> [Исходный текст]
§ §

Всеволод Иванов. Жизнь неслучайного писателя - Владимир Н. Яранцев
Получается, что все в этой повести, словно сами по себе: Вершинин, Окорок, Знобов; Син-Бин-У; Пеклеванов; Незеласов и Обаб. Отдельно – сопки, гаоляны, лес, море; отдельно – город, который надо взять; отдельно – бронепоезд 14–69. Так что действительно, особо «перекрашивать», как считал Сорокин, в своей повести Иванову не пришлось.
Неголубые «Голубые пески». Побратим из «Голого года»

§ §

> [Короткое упражнение 1] Выпишите отрывок из текста о повести Иванова: начните со слов «Всеволод Иванов. Жизнь» и остановитесь после слов «Иванову не пришлось.».
> [Короткое упражнение 2] Какой номер у бронепоезда, упомянутого в тексте о повести Иванова?
Строки, приведённые далее, — самостоятельный материал.

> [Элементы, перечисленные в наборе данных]
§ §

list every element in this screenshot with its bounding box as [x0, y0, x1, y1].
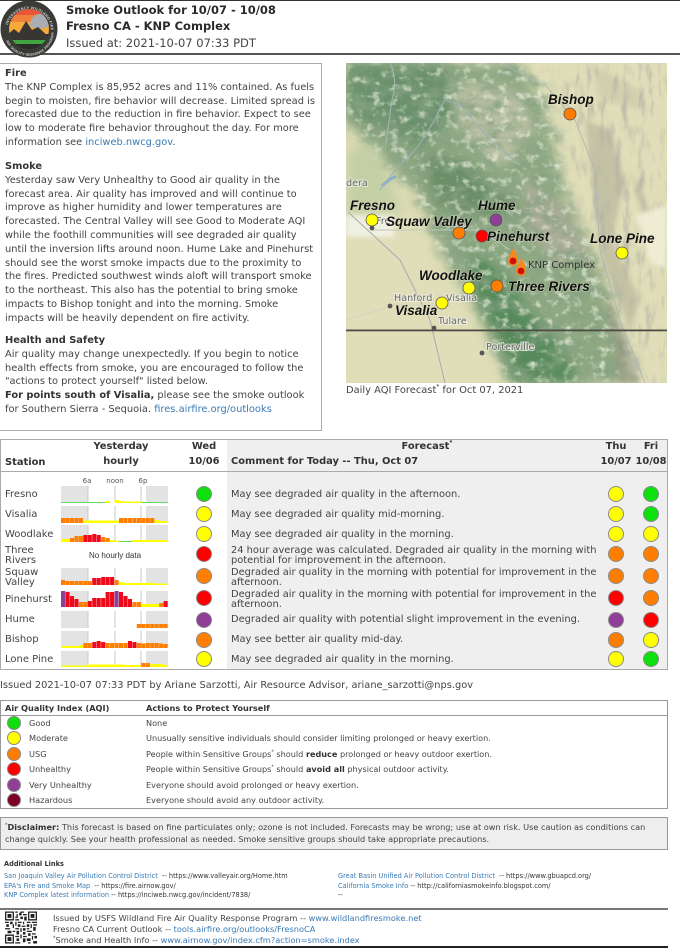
section: health and safety: for Southern Sierra - Sequoia. fires.airfire.org/outlooks	[5, 404, 272, 415]
place labels: Visalia	[446, 293, 477, 304]
station names: Woodlake	[5, 529, 53, 540]
legend row: hazardous	[7, 793, 324, 807]
links: right column: --	[338, 891, 343, 899]
panel: narrative text	[0, 63, 322, 431]
place labels	[346, 178, 535, 355]
section: fire	[4, 68, 315, 148]
daily comments: Degraded air quality with potential slight improvement in the evening.	[231, 614, 580, 625]
map: daily AQI forecast	[346, 63, 667, 383]
daily comments: May see degraded air quality in the morning.	[231, 529, 454, 540]
footer	[0, 908, 668, 948]
legend row: unhealthy: Unhealthy	[29, 764, 71, 774]
column: wed	[188, 441, 220, 467]
column: fri: 10/08	[635, 456, 667, 467]
daily comments: May see degraded air quality in the afternoon.	[231, 489, 460, 500]
legend row: moderate	[7, 731, 491, 745]
column: fri: Fri	[644, 441, 658, 452]
station names: Valley	[5, 577, 35, 588]
table header	[5, 440, 667, 468]
icon: program logo: AIR QUALITY RESPONSE PROGRAM	[6, 32, 54, 56]
station labels: Lone Pine	[590, 231, 655, 246]
bars: Squaw Valley	[61, 577, 168, 585]
panel: forecast table	[0, 439, 668, 670]
bars: Bishop	[61, 641, 168, 648]
footer text: Fresno CA Current Outlook -- tools.airfire.org/outlooks/FresnoCA	[53, 924, 315, 934]
section: smoke: until the inversion lifts around noon. Hume Lake and Pinehurst	[5, 244, 313, 255]
section: health and safety: Air quality may change unexpectedly. If you begin to notice	[5, 349, 299, 360]
links heading: Additional Links	[4, 860, 64, 868]
section: smoke: Yesterday saw Very Unhealthy to Good air quality in the	[5, 175, 280, 186]
place labels: dera	[346, 178, 368, 189]
station labels: Squaw Valley	[386, 214, 473, 229]
header rule	[1, 471, 667, 472]
title text block: Issued at: 2021-10-07 07:33 PDT	[66, 36, 256, 50]
bars: Hume	[137, 624, 168, 628]
map caption: Daily AQI Forecast* for Oct 07, 2021	[346, 384, 523, 396]
links: left column	[4, 872, 288, 899]
legend row: unhealthy	[7, 762, 449, 776]
links: right column: Great Basin Unified Air Pollution Control District -- https://www.gbuapcd.org/	[338, 872, 591, 880]
place labels: Hanford	[394, 293, 432, 304]
section: smoke: impacts will be heavily dependent on fire activity.	[5, 313, 250, 324]
daily comments	[231, 489, 596, 665]
footer text	[53, 913, 422, 945]
daily comments: May see degraded air quality mid-morning.	[231, 509, 444, 520]
station labels	[350, 92, 655, 318]
place labels: Tulare	[437, 316, 467, 327]
chart: yesterday hourly AQI: 6p	[139, 477, 148, 485]
links: left column: San Joaquin Valley Air Pollution Control District -- https://www.valleyair.org/Home.htm	[4, 872, 288, 880]
station labels: Pinehurst	[487, 229, 550, 244]
icon: fires	[508, 248, 526, 276]
station names: Rivers	[5, 555, 36, 566]
rivers and roads	[346, 62, 645, 383]
column: station: Station	[5, 457, 45, 468]
section: fire: The KNP Complex is 85,952 acres and 11% contained. As fuels	[5, 82, 314, 93]
section: smoke: improve as higher humidity and lower temperatures are	[5, 202, 282, 213]
station markers	[366, 108, 628, 309]
section: fire: forecasted due to the reduction in fire behavior. Expect to see	[5, 109, 311, 120]
links: left column: KNP Complex latest information -- https://inciweb.nwcg.gov/incident/7838/	[4, 891, 250, 899]
additional links	[4, 860, 592, 899]
daily comments: afternoon.	[231, 577, 282, 588]
daily comments: afternoon.	[231, 599, 282, 610]
column: thu	[600, 441, 632, 467]
station labels: Visalia	[395, 303, 438, 318]
bars: Woodlake	[61, 534, 168, 542]
Thu AQI circles	[608, 486, 624, 667]
chart: yesterday hourly AQI: 6a	[83, 477, 91, 485]
place labels: Fre	[376, 216, 391, 227]
column: yesterday: Yesterday	[94, 441, 148, 452]
bars: Pinehurst	[61, 591, 168, 607]
legend row: USG	[7, 747, 492, 761]
column: comment: Comment for Today -- Thu, Oct 07	[231, 456, 418, 467]
station labels: Fresno	[350, 198, 395, 213]
section: health and safety	[5, 335, 304, 415]
title text block	[66, 3, 276, 50]
state line	[346, 330, 667, 331]
links: left column: EPA's Fire and Smoke Map -- https://fire.airnow.gov/	[4, 882, 176, 890]
chart: yesterday hourly AQI: noon	[106, 477, 124, 485]
station labels: Three Rivers	[508, 279, 590, 294]
disclaimer box	[0, 817, 668, 850]
station labels: Woodlake	[419, 268, 483, 283]
legend row: USG: USG	[29, 749, 47, 759]
legend row: hazardous: Hazardous	[29, 795, 72, 805]
place labels: Porterville	[486, 342, 535, 353]
column: thu: 10/07	[600, 456, 632, 467]
section: smoke: Smoke	[5, 161, 42, 172]
legend row: hazardous: Everyone should avoid any outdoor activity.	[146, 795, 324, 805]
section: smoke: impacts to Bishop tonight and into the morning. Smoke	[5, 299, 278, 310]
legend header	[0, 701, 667, 716]
icon: QR code	[5, 912, 37, 944]
legend row: good	[7, 716, 167, 730]
station names: Fresno	[5, 489, 38, 500]
footer text: Issued by USFS Wildland Fire Air Quality Response Program -- www.wildlandfiresmoke.net	[53, 913, 422, 923]
section: smoke: while the foothill communities will see degraded air quality	[5, 230, 297, 241]
station names: Three	[5, 545, 34, 556]
legend row: USG: People within Sensitive Groups* should reduce prolonged or heavy outdoor exertion.	[146, 749, 492, 759]
column: forecast: Forecast*	[402, 440, 452, 452]
daily comments: May see degraded air quality in the morning.	[231, 654, 454, 665]
header band	[0, 0, 680, 55]
legend row: good: None	[146, 718, 167, 728]
column: wed: Wed	[192, 441, 216, 452]
forecast column shading	[227, 440, 667, 669]
section: fire: begin to moisten, fire behavior will decrease. Limited spread is	[5, 96, 315, 107]
fire label: KNP Complex	[528, 260, 595, 271]
station names: Squaw	[5, 567, 38, 578]
section: smoke: forecast area. Air quality has improved and will continue to	[5, 189, 297, 200]
legend row: good: Good	[29, 718, 51, 728]
station labels: Hume	[478, 198, 516, 213]
issued by line: Issued 2021-10-07 07:33 PDT by Ariane Sarzotti, Air Resource Advisor, ariane_sarzotti@nps.gov	[0, 680, 473, 691]
section: health and safety: "actions to protect yourself" listed below.	[5, 376, 208, 387]
column: wed: 10/06	[188, 456, 220, 467]
title text block: Fresno CA - KNP Complex	[66, 19, 230, 33]
station names: Bishop	[5, 634, 39, 645]
links: right column	[338, 872, 592, 899]
column: yesterday	[94, 441, 148, 467]
column: yesterday: hourly	[103, 456, 139, 467]
daily comments: 24 hour average was calculated. Degraded air quality in the morning with	[231, 545, 596, 556]
legend row: very unhealthy	[7, 778, 359, 792]
station labels: Bishop	[548, 92, 594, 107]
section: health and safety: Health and Safety	[5, 335, 105, 346]
daily comments: Degraded air quality in the morning with potential for improvement in the	[231, 589, 596, 600]
icon: program logo	[0, 1, 58, 58]
bars: Fresno	[61, 500, 168, 503]
section: health and safety: For points south of Visalia, please see the smoke outlook	[5, 390, 304, 401]
chart: yesterday hourly AQI	[61, 477, 168, 667]
legend row: very unhealthy: Everyone should avoid prolonged or heavy exertion.	[146, 780, 359, 790]
legend header: Air Quality Index (AQI)	[5, 703, 109, 713]
panel: AQI legend	[0, 700, 668, 809]
station names: Hume	[5, 614, 35, 625]
disclaimer box: change quickly. See your health professional as needed. Smoke sensitive groups should take appropriate precautions.	[5, 834, 489, 844]
station names: Lone Pine	[5, 654, 53, 665]
section: smoke: to the northeast. This also has the potential to bring smoke	[5, 285, 298, 296]
daily comments: May see better air quality mid-day.	[231, 634, 403, 645]
section: health and safety: health effects from smoke, you are encouraged to follow the	[5, 363, 303, 374]
legend header: Actions to Protect Yourself	[146, 703, 270, 713]
bars: Visalia	[61, 518, 168, 523]
Wed AQI circles	[196, 486, 212, 667]
section: smoke: should see the worst smoke impacts due to the proximity to	[5, 258, 301, 269]
title text block: Smoke Outlook for 10/07 - 10/08	[66, 3, 276, 17]
section: fire: low to moderate fire behavior throughout the day. For more	[5, 123, 299, 134]
daily comments: potential for improvement in the afternoon.	[231, 555, 446, 566]
bars: Lone Pine	[61, 663, 168, 667]
column: thu: Thu	[606, 441, 626, 452]
section: smoke: forecasted. The Central Valley will see Good to Moderate AQI	[5, 216, 305, 227]
icon: program logo: INTERAGENCY WILDLAND FIRE	[5, 6, 54, 30]
Fri AQI circles	[643, 486, 659, 667]
disclaimer box: *Disclaimer: This forecast is based on fine particulates only; ozone is not included. Forecasts may be wrong; use at own risk. Use caution as conditions can	[5, 822, 645, 832]
chart: yesterday hourly AQI: No hourly data	[89, 551, 142, 560]
section: smoke	[5, 161, 313, 324]
section: fire: information see inciweb.nwcg.gov.	[5, 137, 175, 148]
footer text: *Smoke and Health Info -- www.airnow.gov/index.cfm?action=smoke.index	[53, 935, 360, 945]
legend row: unhealthy: People within Sensitive Groups* should avoid all physical outdoor activity.	[146, 764, 449, 774]
column: fri	[635, 441, 667, 467]
legend row: very unhealthy: Very Unhealthy	[29, 780, 92, 790]
daily comments: Degraded air quality in the morning with potential for improvement in the	[231, 567, 596, 578]
section: fire: Fire	[5, 68, 27, 79]
legend row: moderate: Unusually sensitive individuals should consider limiting prolonged or heavy exertion.	[146, 733, 491, 743]
legend row: moderate: Moderate	[29, 733, 68, 743]
links: right column: California Smoke Info -- http://californiasmokeinfo.blogspot.com/	[338, 882, 551, 890]
station names: Visalia	[5, 509, 37, 520]
section: smoke: the fires. Predicted southwest winds aloft will transport smoke	[5, 271, 312, 282]
station names: Pinehurst	[5, 594, 52, 605]
station names	[4, 489, 53, 665]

§ §

> [Разбор решения 1]
Всеволод Иванов. Жизнь неслучайного писателя - Владимир Н. Яранцев
Получается, что все в этой повести, словно сами по себе: Вершинин, Окорок, Знобов; Син-Бин-У; Пеклеванов; Незеласов и Обаб. Отдельно – сопки, гаоляны, лес, море; отдельно – город, который надо взять; отдельно – бронепоезд 14–69. Так что действительно, особо «перекрашивать», как считал Сорокин, в своей повести Иванову не пришлось.

> [Разбор решения 2] 14–69.